■ **Directive**
Give back the entire listing verbatim.

■ **Excerpted records**
* * * *
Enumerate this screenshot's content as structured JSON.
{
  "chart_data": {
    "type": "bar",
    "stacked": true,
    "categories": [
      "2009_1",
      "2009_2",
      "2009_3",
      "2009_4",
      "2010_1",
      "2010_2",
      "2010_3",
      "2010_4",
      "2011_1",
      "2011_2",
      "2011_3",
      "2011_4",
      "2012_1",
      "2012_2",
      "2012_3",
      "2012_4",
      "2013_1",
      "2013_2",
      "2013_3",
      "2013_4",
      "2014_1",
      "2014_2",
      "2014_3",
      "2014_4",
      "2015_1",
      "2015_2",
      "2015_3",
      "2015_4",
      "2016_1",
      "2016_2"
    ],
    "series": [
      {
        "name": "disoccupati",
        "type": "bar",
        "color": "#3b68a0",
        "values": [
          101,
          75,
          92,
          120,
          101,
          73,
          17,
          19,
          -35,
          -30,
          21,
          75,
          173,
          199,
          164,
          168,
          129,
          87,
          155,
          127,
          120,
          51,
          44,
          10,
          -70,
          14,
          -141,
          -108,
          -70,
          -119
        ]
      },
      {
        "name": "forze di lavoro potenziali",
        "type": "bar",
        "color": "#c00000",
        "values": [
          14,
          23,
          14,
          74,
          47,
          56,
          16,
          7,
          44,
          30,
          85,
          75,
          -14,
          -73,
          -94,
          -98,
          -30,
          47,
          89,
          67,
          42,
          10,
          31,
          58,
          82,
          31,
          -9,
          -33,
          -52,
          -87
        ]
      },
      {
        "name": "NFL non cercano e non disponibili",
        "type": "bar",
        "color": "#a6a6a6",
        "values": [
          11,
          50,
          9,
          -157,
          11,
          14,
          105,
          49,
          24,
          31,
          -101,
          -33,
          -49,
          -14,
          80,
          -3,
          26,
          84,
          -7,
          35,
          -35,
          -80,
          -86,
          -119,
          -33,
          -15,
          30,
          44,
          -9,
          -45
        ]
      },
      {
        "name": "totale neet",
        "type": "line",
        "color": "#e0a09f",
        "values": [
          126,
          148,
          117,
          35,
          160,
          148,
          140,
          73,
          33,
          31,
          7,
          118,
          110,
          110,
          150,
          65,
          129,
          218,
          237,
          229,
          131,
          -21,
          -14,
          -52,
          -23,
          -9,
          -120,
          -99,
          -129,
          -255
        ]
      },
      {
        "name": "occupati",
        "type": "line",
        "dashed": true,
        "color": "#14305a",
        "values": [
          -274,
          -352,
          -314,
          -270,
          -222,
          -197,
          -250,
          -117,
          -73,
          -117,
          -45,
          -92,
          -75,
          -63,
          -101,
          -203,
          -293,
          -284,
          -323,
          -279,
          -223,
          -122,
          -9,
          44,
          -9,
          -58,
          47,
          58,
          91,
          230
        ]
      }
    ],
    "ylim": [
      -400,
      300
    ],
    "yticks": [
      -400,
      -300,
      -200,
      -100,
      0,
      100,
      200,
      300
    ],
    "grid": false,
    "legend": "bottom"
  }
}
* * * *
■ **Answer below**
Enumerate this screenshot's content as structured JSON.
{
  "chart_data": {
    "type": "bar",
    "stacked": true,
    "categories": [
      "2009_1",
      "2009_2",
      "2009_3",
      "2009_4",
      "2010_1",
      "2010_2",
      "2010_3",
      "2010_4",
      "2011_1",
      "2011_2",
      "2011_3",
      "2011_4",
      "2012_1",
      "2012_2",
      "2012_3",
      "2012_4",
      "2013_1",
      "2013_2",
      "2013_3",
      "2013_4",
      "2014_1",
      "2014_2",
      "2014_3",
      "2014_4",
      "2015_1",
      "2015_2",
      "2015_3",
      "2015_4",
      "2016_1",
      "2016_2"
    ],
    "series": [
      {
        "name": "disoccupati",
        "type": "bar",
        "color": "#3b68a0",
        "values": [
          101,
          75,
          92,
          120,
          101,
          73,
          17,
          19,
          -35,
          -30,
          21,
          75,
          173,
          199,
          164,
          168,
          129,
          87,
          155,
          127,
          120,
          51,
          44,
          10,
          -70,
          14,
          -141,
          -108,
          -70,
          -119
        ]
      },
      {
        "name": "forze di lavoro potenziali",
        "type": "bar",
        "color": "#c00000",
        "values": [
          14,
          23,
          14,
          74,
          47,
          56,
          16,
          7,
          44,
          30,
          85,
          75,
          -14,
          -73,
          -94,
          -98,
          -30,
          47,
          89,
          67,
          42,
          10,
          31,
          58,
          82,
          31,
          -9,
          -33,
          -52,
          -87
        ]
      },
      {
        "name": "NFL non cercano e non disponibili",
        "type": "bar",
        "color": "#a6a6a6",
        "values": [
          11,
          50,
          9,
          -157,
          11,
          14,
          105,
          49,
          24,
          31,
          -101,
          -33,
          -49,
          -14,
          80,
          -3,
          26,
          84,
          -7,
          35,
          -35,
          -80,
          -86,
          -119,
          -33,
          -15,
          30,
          44,
          -9,
          -45
        ]
      },
      {
        "name": "totale neet",
        "type": "line",
        "color": "#e0a09f",
        "values": [
          126,
          148,
          117,
          35,
          160,
          148,
          140,
          73,
          33,
          31,
          7,
          118,
          110,
          110,
          150,
          65,
          129,
          218,
          237,
          229,
          131,
          -21,
          -14,
          -52,
          -23,
          -9,
          -120,
          -99,
          -129,
          -255
        ]
      },
      {
        "name": "occupati",
        "type": "line",
        "dashed": true,
        "color": "#14305a",
        "values": [
          -274,
          -352,
          -314,
          -270,
          -222,
          -197,
          -250,
          -117,
          -73,
          -117,
          -45,
          -92,
          -75,
          -63,
          -101,
          -203,
          -293,
          -284,
          -323,
          -279,
          -223,
          -122,
          -9,
          44,
          -9,
          -58,
          47,
          58,
          91,
          230
        ]
      }
    ],
    "ylim": [
      -400,
      300
    ],
    "yticks": [
      -400,
      -300,
      -200,
      -100,
      0,
      100,
      200,
      300
    ],
    "grid": false,
    "legend": "bottom"
  }
}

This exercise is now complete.